Task instructions: Copy out the entries below in full and exactly.

--

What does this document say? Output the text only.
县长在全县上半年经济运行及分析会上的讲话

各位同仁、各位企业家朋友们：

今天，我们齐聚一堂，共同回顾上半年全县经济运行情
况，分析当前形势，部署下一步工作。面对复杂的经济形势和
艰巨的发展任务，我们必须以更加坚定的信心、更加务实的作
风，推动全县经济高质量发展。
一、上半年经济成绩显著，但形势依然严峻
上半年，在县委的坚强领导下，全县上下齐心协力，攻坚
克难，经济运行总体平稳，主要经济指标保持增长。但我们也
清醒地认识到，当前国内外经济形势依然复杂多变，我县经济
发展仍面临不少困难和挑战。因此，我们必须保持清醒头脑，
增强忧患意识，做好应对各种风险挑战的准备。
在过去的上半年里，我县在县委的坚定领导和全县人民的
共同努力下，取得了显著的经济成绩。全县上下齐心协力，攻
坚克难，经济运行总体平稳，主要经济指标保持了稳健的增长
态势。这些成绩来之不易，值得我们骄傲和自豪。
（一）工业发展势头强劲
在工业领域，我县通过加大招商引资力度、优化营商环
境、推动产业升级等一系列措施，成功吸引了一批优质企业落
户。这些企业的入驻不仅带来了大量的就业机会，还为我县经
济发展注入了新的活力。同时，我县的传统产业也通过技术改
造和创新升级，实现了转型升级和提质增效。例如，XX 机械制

--

Answer to the task:
What does this document say? Output the text only.
县长在全县上半年经济运行及分析会上的讲话

各位同仁、各位企业家朋友们：

今天，我们齐聚一堂，共同回顾上半年全县经济运行情
况，分析当前形势，部署下一步工作。面对复杂的经济形势和
艰巨的发展任务，我们必须以更加坚定的信心、更加务实的作
风，推动全县经济高质量发展。
一、上半年经济成绩显著，但形势依然严峻
上半年，在县委的坚强领导下，全县上下齐心协力，攻坚
克难，经济运行总体平稳，主要经济指标保持增长。但我们也
清醒地认识到，当前国内外经济形势依然复杂多变，我县经济
发展仍面临不少困难和挑战。因此，我们必须保持清醒头脑，
增强忧患意识，做好应对各种风险挑战的准备。
在过去的上半年里，我县在县委的坚定领导和全县人民的
共同努力下，取得了显著的经济成绩。全县上下齐心协力，攻
坚克难，经济运行总体平稳，主要经济指标保持了稳健的增长
态势。这些成绩来之不易，值得我们骄傲和自豪。
（一）工业发展势头强劲
在工业领域，我县通过加大招商引资力度、优化营商环
境、推动产业升级等一系列措施，成功吸引了一批优质企业落
户。这些企业的入驻不仅带来了大量的就业机会，还为我县经
济发展注入了新的活力。同时，我县的传统产业也通过技术改
造和创新升级，实现了转型升级和提质增效。例如，XX 机械制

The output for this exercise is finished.